A problem that is related to spam is the one of phishing. Apart from the usual ability to send your webmail provider a note saying a message is spam by clicking a button/link, Google also allows you to report Phishing attempts with a single click. So the next time you get a fake e-mail asking for eBay/PayPal/bank account information, click away.


The standard Gmail interface is a large DHTML application that makes [insert your choice of superlative here – it’s amazing] use of Javascript. And it really works like a computer application, more so than a Web application that needs to keep querying a Web server for each page display, like Yahoo Mail and Hotmail. There is an HTML version of Gmail, but from an end-user perspective, it is simply not as slick as the Javascript version. Unfortunately, due to this very advancement, Gmail does not work under every imaginable browser, although the HTML version should. But if you’re looking to switch webmail providers, Gmail is worth the switch to a supported browser.
-----
▶ **Work instructions**:
A) List every web technology that the passage on Gmail names.
B) Continue the passage on Gmail, picking up directly after its final sentence.
The records that follow were taken from a separate source and are unrelated to the Gmail passage.
-----
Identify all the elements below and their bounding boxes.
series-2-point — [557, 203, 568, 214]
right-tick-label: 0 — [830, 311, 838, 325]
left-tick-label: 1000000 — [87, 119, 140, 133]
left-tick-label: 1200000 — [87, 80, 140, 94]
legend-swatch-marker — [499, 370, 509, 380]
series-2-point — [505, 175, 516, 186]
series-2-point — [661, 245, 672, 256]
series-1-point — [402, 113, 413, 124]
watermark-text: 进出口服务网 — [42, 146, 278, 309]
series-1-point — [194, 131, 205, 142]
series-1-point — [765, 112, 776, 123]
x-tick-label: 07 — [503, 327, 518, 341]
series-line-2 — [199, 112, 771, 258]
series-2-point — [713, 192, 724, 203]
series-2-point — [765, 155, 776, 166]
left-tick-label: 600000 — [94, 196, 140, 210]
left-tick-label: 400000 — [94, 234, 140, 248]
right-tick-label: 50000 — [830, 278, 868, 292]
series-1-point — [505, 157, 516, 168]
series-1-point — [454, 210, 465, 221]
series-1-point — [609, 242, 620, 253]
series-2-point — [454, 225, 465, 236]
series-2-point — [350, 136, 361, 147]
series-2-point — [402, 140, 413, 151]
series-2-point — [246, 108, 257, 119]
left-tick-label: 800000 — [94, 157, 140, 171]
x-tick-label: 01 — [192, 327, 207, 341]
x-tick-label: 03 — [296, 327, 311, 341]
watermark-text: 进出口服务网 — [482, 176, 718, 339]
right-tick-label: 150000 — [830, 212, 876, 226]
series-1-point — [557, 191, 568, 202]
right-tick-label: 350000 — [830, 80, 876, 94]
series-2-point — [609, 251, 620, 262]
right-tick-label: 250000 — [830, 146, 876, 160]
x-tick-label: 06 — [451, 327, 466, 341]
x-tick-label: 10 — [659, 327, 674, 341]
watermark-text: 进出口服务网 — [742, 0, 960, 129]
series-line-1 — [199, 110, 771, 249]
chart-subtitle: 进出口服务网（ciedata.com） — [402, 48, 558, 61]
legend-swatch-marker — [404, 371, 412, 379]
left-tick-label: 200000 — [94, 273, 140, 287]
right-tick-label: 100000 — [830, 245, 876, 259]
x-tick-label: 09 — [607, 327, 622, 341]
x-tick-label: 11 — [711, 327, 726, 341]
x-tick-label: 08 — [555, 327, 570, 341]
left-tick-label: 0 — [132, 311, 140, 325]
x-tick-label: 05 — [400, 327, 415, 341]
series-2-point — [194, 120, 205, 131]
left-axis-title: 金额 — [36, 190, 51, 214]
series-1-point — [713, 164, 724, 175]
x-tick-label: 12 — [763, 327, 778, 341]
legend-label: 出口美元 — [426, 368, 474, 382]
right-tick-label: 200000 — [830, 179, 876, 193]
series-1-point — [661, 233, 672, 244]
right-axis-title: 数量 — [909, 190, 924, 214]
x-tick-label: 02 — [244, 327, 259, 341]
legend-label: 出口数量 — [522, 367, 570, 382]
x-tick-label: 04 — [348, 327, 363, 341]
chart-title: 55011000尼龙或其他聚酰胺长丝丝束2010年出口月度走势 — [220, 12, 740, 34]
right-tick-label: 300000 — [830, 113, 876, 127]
-----
▶ **Written answers**:
A) DHTML, Javascript, HTML

B)
There are other innovative features that I’ll touch on quickly. Auto-address completion in the Compose screen that works in a similar way to Google Suggest. If you send as many e-mails as I do, you’ll quickly come to realize how much of a timesaver this is. You will also come to love the spell checker. It highlights the misspelled words in red and then gives you a DHTML drop-down list of choices when you click on those words. Another feature that is present thanks to the use of Javascript are key bindings for common tasks. For example, typing ‘c’ will put you into the Compose screen. There are easily over 20 such keyboard shortcuts. In fairness, I should point out that Yahoo also supports key bindings.


As is the norm with the Internet, a community instantly sprang up around Gmail. There are newsgroups and websites dedicated to discussing Gmail: its bugs, tricks, tips and rumors. Of course, Gmail has quite an extensive list of help articles including ones on troubleshooting. This is certainly the case for Yahoo and Hotmail as well. All three provide e-mail support as well, and while I’ve never had to use it, you shouldn’t necessarily count on them, especially when it comes to free products.

Yet More Gmail Features

Gmail supports message Drafts, a feature that is common in most e-mail clients, but not in webmail applications.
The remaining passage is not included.